• Requirements: Print the listing below in its entirety, character for character.
-- START OF Extracted records --
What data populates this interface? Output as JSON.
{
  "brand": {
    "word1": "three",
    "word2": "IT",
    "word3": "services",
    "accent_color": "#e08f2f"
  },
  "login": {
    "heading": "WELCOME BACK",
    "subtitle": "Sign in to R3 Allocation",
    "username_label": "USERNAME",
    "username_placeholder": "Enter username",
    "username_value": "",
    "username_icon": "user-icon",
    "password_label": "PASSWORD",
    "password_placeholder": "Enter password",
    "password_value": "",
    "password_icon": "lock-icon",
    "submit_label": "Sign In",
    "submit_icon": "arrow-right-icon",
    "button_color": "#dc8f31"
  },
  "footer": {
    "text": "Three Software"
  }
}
-- END OF Extracted records --
• Task solution:
What data populates this interface? Output as JSON.
{
  "brand": {
    "word1": "three",
    "word2": "IT",
    "word3": "services",
    "accent_color": "#e08f2f"
  },
  "login": {
    "heading": "WELCOME BACK",
    "subtitle": "Sign in to R3 Allocation",
    "username_label": "USERNAME",
    "username_placeholder": "Enter username",
    "username_value": "",
    "username_icon": "user-icon",
    "password_label": "PASSWORD",
    "password_placeholder": "Enter password",
    "password_value": "",
    "password_icon": "lock-icon",
    "submit_label": "Sign In",
    "submit_icon": "arrow-right-icon",
    "button_color": "#dc8f31"
  },
  "footer": {
    "text": "Three Software"
  }
}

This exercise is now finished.